> **INPUT RECORDS**
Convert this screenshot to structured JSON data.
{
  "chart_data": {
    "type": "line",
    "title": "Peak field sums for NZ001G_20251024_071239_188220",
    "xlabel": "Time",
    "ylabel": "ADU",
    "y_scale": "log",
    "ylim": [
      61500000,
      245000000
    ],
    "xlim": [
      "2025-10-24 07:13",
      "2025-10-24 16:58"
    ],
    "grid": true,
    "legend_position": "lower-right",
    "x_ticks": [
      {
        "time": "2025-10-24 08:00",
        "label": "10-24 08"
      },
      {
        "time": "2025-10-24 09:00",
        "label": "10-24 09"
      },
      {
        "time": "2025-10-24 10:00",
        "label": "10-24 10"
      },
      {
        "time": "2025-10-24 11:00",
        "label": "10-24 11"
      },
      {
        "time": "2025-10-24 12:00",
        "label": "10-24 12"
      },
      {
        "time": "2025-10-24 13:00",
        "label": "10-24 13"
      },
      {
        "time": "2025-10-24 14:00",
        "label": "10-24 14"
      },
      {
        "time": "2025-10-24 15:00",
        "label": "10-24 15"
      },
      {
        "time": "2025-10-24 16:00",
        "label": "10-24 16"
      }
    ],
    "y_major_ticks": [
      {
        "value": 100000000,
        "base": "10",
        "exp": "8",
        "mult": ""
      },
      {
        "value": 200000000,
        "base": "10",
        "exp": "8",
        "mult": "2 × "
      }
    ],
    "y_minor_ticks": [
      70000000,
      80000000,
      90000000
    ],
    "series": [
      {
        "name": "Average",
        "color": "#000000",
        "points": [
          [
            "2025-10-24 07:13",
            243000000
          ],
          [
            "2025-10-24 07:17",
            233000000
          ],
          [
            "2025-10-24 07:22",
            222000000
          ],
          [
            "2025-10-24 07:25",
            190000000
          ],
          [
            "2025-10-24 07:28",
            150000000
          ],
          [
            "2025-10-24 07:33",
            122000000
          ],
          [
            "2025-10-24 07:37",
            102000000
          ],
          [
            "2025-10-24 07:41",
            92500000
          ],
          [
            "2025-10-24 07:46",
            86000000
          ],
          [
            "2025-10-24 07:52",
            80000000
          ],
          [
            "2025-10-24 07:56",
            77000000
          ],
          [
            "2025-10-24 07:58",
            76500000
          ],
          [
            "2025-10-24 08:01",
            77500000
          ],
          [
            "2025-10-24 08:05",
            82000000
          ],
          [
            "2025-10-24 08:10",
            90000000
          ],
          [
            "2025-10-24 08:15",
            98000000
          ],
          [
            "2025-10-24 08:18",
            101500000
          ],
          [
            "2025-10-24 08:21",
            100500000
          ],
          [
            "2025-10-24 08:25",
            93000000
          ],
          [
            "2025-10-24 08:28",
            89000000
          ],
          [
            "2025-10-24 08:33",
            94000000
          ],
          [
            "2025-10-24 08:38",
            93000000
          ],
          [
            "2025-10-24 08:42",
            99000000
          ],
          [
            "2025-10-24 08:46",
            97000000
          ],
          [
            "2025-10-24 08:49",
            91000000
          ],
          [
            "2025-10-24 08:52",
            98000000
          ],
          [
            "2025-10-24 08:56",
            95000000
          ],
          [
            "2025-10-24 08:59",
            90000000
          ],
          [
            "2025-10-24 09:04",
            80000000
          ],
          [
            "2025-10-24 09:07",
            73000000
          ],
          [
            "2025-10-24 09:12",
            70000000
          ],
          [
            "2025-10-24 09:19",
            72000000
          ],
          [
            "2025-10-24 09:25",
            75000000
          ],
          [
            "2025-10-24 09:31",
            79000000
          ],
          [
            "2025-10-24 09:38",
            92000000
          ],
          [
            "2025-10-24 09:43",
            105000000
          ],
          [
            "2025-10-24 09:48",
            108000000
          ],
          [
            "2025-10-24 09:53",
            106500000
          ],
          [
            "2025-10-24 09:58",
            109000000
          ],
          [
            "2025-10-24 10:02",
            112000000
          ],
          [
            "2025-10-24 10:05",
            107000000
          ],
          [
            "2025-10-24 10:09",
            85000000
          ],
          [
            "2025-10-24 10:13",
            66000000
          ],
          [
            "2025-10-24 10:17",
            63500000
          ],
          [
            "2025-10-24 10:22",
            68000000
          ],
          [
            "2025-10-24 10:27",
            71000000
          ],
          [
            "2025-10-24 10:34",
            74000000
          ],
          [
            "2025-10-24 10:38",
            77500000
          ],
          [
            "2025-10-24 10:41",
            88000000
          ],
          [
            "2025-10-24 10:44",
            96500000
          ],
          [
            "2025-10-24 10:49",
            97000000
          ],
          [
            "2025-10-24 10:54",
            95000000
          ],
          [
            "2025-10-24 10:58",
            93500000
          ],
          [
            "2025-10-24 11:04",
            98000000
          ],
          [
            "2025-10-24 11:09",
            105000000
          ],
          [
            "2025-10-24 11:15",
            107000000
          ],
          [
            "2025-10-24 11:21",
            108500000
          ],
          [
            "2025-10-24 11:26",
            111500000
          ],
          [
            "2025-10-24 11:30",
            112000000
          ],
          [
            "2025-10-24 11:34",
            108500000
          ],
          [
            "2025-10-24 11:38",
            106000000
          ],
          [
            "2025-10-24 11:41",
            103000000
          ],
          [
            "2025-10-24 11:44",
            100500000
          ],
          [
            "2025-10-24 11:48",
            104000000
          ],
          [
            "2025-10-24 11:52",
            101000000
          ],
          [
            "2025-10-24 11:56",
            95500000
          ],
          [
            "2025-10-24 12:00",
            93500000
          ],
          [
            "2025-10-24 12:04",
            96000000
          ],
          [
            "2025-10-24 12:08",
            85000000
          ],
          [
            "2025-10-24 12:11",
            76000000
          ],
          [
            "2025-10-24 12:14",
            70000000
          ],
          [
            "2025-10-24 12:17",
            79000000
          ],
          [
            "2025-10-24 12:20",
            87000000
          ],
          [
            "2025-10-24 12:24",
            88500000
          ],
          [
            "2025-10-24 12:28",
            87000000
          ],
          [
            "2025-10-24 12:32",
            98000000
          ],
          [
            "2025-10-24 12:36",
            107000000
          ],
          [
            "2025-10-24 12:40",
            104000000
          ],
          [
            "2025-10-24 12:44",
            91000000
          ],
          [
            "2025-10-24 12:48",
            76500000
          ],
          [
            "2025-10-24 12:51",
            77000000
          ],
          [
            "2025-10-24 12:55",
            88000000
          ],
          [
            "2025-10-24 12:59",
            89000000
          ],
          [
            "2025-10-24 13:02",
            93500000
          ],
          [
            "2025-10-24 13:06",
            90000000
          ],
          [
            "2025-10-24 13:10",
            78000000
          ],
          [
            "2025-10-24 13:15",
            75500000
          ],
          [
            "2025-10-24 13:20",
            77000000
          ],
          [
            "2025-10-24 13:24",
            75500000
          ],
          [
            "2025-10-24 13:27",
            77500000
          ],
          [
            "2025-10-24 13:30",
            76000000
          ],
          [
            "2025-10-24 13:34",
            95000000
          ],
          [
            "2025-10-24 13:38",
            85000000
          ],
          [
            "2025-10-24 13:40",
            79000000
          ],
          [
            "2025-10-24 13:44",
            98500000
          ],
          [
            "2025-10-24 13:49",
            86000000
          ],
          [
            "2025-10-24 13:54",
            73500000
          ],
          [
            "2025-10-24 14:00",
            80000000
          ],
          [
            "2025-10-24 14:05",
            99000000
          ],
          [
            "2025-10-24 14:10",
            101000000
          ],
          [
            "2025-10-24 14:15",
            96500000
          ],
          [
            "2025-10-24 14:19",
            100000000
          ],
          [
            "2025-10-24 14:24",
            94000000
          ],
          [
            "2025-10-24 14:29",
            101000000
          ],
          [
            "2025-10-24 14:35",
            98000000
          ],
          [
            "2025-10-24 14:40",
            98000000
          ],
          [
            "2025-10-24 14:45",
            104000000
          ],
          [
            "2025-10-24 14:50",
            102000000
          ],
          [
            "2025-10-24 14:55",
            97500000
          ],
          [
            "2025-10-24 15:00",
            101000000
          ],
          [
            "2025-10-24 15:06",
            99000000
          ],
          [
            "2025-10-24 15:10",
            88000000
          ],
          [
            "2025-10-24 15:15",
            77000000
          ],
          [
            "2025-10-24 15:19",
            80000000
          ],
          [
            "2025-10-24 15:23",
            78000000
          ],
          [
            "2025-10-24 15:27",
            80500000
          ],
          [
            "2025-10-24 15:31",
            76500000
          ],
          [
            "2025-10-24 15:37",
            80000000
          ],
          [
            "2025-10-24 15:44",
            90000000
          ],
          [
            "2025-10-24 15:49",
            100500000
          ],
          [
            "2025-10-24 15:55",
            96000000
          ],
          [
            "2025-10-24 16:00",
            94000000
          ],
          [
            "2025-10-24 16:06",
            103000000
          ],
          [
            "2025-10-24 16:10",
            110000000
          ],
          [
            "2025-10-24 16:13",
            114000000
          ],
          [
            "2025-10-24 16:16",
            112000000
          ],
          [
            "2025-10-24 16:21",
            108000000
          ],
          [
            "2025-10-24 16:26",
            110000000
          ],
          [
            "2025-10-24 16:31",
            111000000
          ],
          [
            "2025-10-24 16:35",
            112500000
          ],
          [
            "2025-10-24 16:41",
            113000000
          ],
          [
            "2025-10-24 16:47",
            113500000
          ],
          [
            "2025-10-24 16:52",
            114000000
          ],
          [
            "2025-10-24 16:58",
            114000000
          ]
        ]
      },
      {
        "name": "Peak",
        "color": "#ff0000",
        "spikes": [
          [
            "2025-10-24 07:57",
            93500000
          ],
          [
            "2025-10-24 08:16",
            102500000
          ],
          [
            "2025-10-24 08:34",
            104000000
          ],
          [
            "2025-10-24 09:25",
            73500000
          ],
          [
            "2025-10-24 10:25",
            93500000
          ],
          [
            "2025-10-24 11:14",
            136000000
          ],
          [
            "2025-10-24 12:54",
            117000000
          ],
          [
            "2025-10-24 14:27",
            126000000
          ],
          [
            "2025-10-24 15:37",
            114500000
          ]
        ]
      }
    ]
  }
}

> **DIRECTIVE**
Gather and copy every line of the data in which the string "Peak" is found.

> **TASK RESULT**
    "title": "Peak field sums for NZ001G_20251024_071239_188220",
        "name": "Peak",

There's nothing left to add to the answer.